Trigonopterus asper is a species of flightless weevil in the genus Trigonopterus from Indonesia. The species was described in 2014 and is named after the uneven texture of its integument. The beetle is 2.48–2.60 mm long. It has a reddish-brown head and legs, while the rest of the body is black. Endemic to West Java, where it is known only from Mount Bukittinggul at elevations of 1983–2185 m.

==Taxonomy==
Trigonopterus asper was described by the entomologist Alexander Riedel in 2014 on the basis of an adult male specimen collected from Mount Bukittinggul on the island of Java in Indonesia. The specific epithet is derived from Latin asper, meaning "coarse" or "rough", referring to the uneven texture of its integument. T. asper is closely related to T. variolosus. It can be distinguished from the latter by its larger penis with a larger flagella.

==Description==
The beetle is 2.48–2.60 mm long. It has a reddish-brown head and legs, with the rest of the body being black. The body is elongated, with a pronounced constriction between the pronotum and elytron when viewed from above, and a distinct narrowing also visible in profile. The rostrum is coarsely wrinkled and punctured, featuring a median ridge and a pair of irregular submedian ridges. The epistome has a faint, angled transverse ridge.

Document structure recognition data
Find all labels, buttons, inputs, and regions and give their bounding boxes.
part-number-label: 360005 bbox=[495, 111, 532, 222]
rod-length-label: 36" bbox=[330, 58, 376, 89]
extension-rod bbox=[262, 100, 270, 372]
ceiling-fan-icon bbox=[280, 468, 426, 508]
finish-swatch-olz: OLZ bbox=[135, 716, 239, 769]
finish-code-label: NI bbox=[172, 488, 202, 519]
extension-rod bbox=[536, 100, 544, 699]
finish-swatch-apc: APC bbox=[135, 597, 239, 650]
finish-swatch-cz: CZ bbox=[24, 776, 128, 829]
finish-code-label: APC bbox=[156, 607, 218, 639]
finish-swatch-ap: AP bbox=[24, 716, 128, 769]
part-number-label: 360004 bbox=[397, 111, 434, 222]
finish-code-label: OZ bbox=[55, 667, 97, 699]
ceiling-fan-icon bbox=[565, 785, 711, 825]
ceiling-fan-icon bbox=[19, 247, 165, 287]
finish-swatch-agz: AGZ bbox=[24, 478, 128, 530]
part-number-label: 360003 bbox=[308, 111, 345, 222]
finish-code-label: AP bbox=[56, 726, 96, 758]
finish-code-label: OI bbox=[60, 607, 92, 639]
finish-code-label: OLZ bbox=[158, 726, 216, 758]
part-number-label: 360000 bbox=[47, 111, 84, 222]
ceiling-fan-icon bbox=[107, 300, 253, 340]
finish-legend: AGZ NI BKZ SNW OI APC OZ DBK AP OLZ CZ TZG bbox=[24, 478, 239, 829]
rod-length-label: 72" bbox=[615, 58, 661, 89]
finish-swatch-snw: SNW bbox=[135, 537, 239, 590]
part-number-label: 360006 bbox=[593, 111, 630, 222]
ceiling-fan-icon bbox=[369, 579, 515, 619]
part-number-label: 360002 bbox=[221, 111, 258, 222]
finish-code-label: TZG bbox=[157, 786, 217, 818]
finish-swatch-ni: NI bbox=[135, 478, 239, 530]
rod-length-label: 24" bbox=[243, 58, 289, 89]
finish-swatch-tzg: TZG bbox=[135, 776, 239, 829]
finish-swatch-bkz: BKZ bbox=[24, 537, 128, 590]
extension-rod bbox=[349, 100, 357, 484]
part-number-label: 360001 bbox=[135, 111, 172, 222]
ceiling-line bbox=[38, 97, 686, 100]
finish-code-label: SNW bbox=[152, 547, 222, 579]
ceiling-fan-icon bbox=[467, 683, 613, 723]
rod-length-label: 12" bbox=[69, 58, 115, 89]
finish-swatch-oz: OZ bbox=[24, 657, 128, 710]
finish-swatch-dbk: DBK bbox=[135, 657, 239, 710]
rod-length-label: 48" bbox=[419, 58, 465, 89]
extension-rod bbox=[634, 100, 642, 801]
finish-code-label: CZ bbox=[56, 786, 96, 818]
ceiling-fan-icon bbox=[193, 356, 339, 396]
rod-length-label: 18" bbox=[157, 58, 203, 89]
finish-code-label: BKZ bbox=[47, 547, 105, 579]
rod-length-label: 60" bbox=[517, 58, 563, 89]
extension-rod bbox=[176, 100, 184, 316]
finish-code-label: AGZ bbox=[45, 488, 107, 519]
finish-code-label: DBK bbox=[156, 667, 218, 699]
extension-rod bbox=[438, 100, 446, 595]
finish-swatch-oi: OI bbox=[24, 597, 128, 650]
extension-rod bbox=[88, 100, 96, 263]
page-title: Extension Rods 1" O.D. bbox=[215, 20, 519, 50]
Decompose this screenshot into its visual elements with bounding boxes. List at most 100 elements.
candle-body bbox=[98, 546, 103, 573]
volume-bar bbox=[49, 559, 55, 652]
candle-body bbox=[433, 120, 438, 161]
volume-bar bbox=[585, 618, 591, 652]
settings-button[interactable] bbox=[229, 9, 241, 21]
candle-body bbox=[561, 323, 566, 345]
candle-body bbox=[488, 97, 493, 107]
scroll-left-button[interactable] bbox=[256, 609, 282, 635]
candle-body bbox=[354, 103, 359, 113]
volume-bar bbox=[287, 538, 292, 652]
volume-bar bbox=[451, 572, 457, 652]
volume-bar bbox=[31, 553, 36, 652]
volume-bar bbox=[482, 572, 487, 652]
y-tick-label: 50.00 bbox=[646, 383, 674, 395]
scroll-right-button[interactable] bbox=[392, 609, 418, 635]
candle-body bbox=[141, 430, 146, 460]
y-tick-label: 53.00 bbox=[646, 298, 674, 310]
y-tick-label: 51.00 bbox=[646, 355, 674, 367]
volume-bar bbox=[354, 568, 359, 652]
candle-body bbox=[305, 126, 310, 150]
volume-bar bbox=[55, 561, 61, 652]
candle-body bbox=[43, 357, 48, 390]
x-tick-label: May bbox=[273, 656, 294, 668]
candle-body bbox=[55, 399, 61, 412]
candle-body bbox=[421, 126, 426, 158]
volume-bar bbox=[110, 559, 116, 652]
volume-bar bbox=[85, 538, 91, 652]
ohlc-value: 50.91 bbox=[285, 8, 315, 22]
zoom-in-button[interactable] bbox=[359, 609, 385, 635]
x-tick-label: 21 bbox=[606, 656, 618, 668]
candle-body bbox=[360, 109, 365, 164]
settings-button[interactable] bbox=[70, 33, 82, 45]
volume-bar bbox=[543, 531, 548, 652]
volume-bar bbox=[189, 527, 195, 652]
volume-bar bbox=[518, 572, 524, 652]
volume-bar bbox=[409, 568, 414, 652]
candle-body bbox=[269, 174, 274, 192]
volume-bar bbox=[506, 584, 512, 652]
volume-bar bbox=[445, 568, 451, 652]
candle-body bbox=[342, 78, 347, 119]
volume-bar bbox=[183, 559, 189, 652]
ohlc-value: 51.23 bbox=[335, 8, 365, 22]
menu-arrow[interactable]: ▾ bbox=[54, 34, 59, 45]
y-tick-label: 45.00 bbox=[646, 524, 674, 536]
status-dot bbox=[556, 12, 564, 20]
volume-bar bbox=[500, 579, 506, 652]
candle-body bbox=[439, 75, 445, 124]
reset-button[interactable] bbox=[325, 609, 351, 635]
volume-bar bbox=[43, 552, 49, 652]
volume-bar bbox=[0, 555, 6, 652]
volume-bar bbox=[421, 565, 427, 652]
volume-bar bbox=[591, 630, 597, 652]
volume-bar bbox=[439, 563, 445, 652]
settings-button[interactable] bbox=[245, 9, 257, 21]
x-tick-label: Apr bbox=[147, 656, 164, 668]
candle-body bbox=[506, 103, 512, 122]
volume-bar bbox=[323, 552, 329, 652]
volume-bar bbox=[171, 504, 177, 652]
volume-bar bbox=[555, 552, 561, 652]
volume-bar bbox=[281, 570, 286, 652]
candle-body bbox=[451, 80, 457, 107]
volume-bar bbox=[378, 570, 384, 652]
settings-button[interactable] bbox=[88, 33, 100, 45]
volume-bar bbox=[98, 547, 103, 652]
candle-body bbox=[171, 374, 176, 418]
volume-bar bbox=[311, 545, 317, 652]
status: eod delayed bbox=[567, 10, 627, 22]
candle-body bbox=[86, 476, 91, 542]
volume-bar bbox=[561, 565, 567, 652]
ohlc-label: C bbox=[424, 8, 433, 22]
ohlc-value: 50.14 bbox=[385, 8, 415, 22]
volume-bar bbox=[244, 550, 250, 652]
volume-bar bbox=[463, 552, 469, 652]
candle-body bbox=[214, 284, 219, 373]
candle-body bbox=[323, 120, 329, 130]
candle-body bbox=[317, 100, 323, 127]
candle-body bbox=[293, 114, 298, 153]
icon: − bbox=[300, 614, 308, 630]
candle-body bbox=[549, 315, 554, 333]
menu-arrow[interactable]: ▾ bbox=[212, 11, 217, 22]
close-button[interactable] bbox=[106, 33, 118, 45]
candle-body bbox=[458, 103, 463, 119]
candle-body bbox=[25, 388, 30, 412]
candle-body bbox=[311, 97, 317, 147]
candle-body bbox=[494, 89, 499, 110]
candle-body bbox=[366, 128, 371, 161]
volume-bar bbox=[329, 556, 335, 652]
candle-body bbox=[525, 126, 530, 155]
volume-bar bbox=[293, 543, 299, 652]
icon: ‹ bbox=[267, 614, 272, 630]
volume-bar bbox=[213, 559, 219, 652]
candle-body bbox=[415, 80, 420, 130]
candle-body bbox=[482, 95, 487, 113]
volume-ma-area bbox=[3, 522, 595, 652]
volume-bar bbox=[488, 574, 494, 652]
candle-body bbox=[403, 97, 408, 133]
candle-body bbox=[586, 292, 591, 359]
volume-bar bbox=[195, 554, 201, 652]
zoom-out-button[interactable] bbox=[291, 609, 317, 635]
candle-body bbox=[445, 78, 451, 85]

▸ Task list:
**1)** Answer these questions about the text on Trigonopterus asper.
(a) Who described the species?
(b) What does the Latin word asper mean?
(c) What kind of ridge does the epistome have?
**2)** In the text on Trigonopterus asper, what is the passage from "Trigonopterus asper is" up to and including "of 1983–2185 m." when you swap "flightless" for "wingless"?
**3)** Carry on the text on Trigonopterus asper from where it stops.

▸ Answers by task:
**1)**
(a) Alexander Riedel
(b) "Coarse" or "rough"
(c) A faint, angled transverse ridge

**2)**
Trigonopterus asper is a species of wingless weevil in the genus Trigonopterus from Indonesia. The species was described in 2014 and is named after the uneven texture of its integument. The beetle is 2.48–2.60 mm long. It has a reddish-brown head and legs, while the rest of the body is black. Endemic to West Java, where it is known only from Mount Bukittinggul at elevations of 1983–2185 m.

**3)**
The pronotum narrows clearly near the tip and projects slightly at the front. Its surface is rough, with each puncture bearing an erect seta, and a central ridge runs along the middle. The elytra have deeply impressed striae, each lined with stout, suberect bristles. The intervals are tuberculate, mostly bare, with the sutural interval extending slightly at the apex. Interval 7 is swollen near the tip and projects weakly outward. The femora are edentate. The metafemur has a stridulatory patch near the tip. Abdominal ventrite 5 is flat, densely punctured, and covered with setae.

The penis is flattened and strongly curved in profile, with nearly parallel sides from above. The apex has a central, triangular extension. The transfer apparatus is flagelliform and 1.5 times the length of the penis body. The apodemes are 2.6 times as long, and the ductus ejaculatorius lacks a bulbus.

In females, the rostrum has pairs of lateral and submedian grooves on the upper surface, and the epistome is simple.

==Distribution==
Trigonopterus asper is endemic to the Indonesian province of West Java, where it is known only from Mount Bukittinggul. It has been recorded from elevations of 1983–2185 m.